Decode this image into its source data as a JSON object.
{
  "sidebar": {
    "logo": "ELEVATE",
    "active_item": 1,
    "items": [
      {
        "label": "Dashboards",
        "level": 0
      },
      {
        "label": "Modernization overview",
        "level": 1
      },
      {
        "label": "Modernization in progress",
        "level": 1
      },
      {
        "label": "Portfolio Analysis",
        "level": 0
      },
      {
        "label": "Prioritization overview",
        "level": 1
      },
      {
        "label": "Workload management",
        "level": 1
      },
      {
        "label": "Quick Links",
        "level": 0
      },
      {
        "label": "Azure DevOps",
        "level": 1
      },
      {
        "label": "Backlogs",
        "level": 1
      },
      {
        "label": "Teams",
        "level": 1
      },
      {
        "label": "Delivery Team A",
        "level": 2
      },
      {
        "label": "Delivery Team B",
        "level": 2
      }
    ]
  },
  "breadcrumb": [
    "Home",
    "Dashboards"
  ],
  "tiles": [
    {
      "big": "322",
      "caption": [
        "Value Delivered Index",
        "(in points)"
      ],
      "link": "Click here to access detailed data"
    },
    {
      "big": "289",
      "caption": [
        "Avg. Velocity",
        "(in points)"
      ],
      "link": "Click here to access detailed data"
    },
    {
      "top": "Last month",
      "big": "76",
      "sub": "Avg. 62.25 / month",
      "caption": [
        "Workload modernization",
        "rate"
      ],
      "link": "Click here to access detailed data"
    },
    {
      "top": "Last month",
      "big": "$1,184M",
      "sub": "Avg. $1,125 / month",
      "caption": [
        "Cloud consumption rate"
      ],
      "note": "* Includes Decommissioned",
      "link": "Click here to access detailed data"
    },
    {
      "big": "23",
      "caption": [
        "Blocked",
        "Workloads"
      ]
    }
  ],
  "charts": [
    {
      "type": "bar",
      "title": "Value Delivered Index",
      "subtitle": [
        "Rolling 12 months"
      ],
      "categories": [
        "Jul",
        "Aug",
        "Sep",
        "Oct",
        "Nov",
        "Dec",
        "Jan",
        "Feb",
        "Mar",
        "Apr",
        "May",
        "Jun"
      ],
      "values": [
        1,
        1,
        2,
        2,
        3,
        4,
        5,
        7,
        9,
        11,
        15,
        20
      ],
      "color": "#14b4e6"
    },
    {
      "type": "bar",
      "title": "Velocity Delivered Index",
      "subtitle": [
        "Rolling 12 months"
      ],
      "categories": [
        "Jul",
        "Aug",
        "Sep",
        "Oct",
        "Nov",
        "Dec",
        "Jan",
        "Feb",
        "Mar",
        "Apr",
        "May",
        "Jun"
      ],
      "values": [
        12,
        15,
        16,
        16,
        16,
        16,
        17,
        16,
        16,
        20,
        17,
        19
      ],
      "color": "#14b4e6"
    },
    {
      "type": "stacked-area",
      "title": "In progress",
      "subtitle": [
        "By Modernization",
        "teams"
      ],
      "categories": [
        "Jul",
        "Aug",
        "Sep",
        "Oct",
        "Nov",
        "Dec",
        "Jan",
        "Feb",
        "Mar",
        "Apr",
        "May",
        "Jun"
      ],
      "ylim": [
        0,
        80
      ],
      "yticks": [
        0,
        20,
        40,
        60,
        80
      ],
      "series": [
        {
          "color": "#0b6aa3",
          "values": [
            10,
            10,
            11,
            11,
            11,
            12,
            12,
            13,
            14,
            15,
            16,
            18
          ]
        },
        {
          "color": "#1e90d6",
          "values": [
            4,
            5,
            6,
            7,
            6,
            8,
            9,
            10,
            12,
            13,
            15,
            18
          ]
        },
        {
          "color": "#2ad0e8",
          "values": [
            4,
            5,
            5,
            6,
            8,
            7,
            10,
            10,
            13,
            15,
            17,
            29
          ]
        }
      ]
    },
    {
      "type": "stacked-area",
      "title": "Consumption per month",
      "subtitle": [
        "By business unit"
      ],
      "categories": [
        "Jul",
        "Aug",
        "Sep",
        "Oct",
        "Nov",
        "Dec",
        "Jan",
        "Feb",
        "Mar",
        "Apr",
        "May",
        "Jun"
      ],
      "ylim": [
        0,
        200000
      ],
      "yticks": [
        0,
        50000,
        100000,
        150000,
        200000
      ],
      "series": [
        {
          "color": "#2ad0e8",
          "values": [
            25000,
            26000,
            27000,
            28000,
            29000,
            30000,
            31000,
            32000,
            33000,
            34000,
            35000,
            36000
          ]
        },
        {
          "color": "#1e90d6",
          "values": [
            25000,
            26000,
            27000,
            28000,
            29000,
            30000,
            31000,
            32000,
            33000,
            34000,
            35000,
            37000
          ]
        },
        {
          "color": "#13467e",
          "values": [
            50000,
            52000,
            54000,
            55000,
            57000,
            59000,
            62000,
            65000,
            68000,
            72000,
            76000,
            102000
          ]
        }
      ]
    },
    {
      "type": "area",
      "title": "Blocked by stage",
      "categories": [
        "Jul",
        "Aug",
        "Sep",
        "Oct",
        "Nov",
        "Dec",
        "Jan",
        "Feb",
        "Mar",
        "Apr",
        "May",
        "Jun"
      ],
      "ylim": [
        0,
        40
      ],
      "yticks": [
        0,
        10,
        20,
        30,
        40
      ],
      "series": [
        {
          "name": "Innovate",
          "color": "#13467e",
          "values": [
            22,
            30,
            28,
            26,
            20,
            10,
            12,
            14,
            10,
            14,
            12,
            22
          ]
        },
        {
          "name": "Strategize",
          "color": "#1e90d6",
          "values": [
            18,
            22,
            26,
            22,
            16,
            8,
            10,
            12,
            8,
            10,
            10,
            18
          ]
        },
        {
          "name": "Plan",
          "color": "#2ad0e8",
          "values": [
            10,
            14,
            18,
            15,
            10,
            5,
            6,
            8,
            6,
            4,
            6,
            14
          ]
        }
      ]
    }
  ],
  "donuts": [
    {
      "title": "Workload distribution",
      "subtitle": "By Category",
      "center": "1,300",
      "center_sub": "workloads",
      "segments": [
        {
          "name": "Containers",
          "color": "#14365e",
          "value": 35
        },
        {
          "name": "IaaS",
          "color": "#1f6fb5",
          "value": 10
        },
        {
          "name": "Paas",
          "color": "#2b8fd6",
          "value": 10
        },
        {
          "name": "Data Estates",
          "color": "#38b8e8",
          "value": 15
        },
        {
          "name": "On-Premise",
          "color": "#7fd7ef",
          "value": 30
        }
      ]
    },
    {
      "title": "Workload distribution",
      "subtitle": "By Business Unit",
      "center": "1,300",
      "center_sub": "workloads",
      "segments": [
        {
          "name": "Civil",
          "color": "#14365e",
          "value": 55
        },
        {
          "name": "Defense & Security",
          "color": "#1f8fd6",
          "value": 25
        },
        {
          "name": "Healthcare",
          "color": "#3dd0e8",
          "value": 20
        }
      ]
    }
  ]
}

Written instruction: From the data above, copy out every line with the string "Index" in it.

Exercise answer:
        "Value Delivered Index",
      "title": "Value Delivered Index",
      "title": "Velocity Delivered Index",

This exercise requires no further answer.